** TEXT SECTION **
★ ★ ★

Besides the constitutional implications, the CIA’s search may also have violated the Fourth Amendment, the Computer Fraud and Abuse Act, as well as Executive Order 12333, which prohibits the CIA from conducting domestic searches or surveillance.

And yet that doesn’t apply when the NSA spies on all Americans? Yes, Feinstein is absolutely right to be angry about this. It is an astounding breach of protocol, and given that it’s the Senate Intelligence Committee’s job to oversee the CIA, it appears to be quite a brazen move by the CIA to effectively undermine the Senate’s oversight. It’s just too bad she doesn’t see how the very same things she’s angry about concerning her own staff apply equally to everyone else.

There’s one other issue in the speech that should be highlighted as well. She notes both of the referrals (that we’ve previously discussed) to the DOJ: the request to investigate the CIA’s activities, and the CIA’s tit-for-tat response asking for an investigation into the staffers’ access and removal of the draft Panetta review. Feinstein also points out that the person at the CIA who filed the crimes report against her staffers at the DOJ was heavily involved in the torture program the report condemns, and certainly suggests that the move is much more about intimidating Senate overseers:

Weeks later, I was also told that after the inspector general referred the CIA’s activities to the Department of Justice, the acting general counsel of the CIA filed a crimes report with the Department of Justice concerning the committee staff’s actions. I have not been provided the specifics of these allegations or been told whether the department has initiated a criminal investigation based on the allegations of the CIA’s acting general counsel.

★ ★ ★

** EXTRACTED MATERIAL **
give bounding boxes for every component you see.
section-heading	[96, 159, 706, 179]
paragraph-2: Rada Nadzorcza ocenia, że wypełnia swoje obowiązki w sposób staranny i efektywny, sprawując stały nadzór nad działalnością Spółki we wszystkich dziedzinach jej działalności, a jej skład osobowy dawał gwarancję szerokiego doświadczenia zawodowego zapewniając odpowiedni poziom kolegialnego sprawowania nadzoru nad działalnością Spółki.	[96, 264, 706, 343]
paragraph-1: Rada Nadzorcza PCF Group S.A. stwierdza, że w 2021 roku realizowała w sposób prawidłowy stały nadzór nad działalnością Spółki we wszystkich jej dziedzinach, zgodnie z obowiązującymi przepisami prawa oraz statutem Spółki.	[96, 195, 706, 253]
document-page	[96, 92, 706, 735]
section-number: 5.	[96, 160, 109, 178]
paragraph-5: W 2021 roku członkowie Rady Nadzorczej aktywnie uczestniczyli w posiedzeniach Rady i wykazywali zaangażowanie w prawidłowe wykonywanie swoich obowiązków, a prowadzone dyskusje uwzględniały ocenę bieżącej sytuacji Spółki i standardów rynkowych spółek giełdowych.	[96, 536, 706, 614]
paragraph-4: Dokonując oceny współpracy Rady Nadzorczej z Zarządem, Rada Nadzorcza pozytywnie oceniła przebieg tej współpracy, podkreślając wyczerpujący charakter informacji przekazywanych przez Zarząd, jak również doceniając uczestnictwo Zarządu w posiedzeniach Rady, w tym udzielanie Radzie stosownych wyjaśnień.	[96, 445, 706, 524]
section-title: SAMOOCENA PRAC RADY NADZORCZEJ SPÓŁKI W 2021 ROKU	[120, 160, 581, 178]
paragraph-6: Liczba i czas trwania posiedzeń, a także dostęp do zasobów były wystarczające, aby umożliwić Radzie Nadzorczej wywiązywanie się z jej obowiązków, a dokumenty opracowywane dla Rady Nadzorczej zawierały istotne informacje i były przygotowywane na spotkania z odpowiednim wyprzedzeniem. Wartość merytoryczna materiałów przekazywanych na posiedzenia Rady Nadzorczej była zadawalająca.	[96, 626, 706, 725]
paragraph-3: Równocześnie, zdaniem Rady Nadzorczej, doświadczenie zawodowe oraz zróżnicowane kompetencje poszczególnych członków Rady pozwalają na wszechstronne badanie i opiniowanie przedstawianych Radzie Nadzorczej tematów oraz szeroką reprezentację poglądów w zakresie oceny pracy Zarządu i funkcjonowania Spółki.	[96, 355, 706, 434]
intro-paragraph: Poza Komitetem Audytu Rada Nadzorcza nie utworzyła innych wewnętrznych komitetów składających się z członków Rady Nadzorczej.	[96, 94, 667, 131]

★ ★ ★

** ACTIONS TO TAKE **
A) Answer these questions from the passage on the CIA's search:
(i) Which executive order prohibits the CIA from conducting domestic searches or surveillance?
(ii) Whose job is it to oversee the CIA?
(iii) Who filed a crimes report with the Department of Justice concerning the committee staff's actions?
B) Please reproduce the passage on the CIA's search from "Weeks later, I" up to and including "acting general counsel.".
C) Write the next part of the passage on the CIA's search, picking up after its final sentence.
The lines have no connection to the passage on the CIA's search.

** RESPONSE LIST **
A)
(i) Executive Order 12333
(ii) The Senate Intelligence Committee's
(iii) The acting general counsel of the CIA

B)
Weeks later, I was also told that after the inspector general referred the CIA’s activities to the Department of Justice, the acting general counsel of the CIA filed a crimes report with the Department of Justice concerning the committee staff’s actions. I have not been provided the specifics of these allegations or been told whether the department has initiated a criminal investigation based on the allegations of the CIA’s acting general counsel.

C)
As I mentioned before, our staff involved in this matter have the appropriate clearances, handled this sensitive material according to established procedures and practice to protect classified information, and were provided access to the Panetta Review by the CIA itself. As a result, there is no legitimate reason to allege to the Justice Department that Senate staff may have committed a crime. I view the acting general counsel’s referral as a potential effort to intimidate this staff—and I am not taking it lightly.

I should note that for most, if not all, of the CIA’s Detention and Interrogation Program, the now acting general counsel was a lawyer in the CIA’s Counterterrorism Center—the unit within which the CIA managed and carried out this program. From mid-2004 until the official termination of the detention and interrogation program in January 2009, he was the unit’s chief lawyer. He is mentioned by name more than 1,600 times in our study.

And now this individual is sending a crimes report to the Department of Justice on the actions of congressional staff—the same congressional staff who researched and drafted a report that details how CIA officers—including the acting general counsel himself—provided inaccurate information to the Department of Justice about the program.

Once again, it’s worth noting that these are the very same folks that, just weeks ago, Feinstein was insisting would never abuse their positions because they’re professionals. She said that on January 19th. That was just four days after CIA Director Brennan had told her about how the CIA had conducted the almost certainly illegal search on her own staffers.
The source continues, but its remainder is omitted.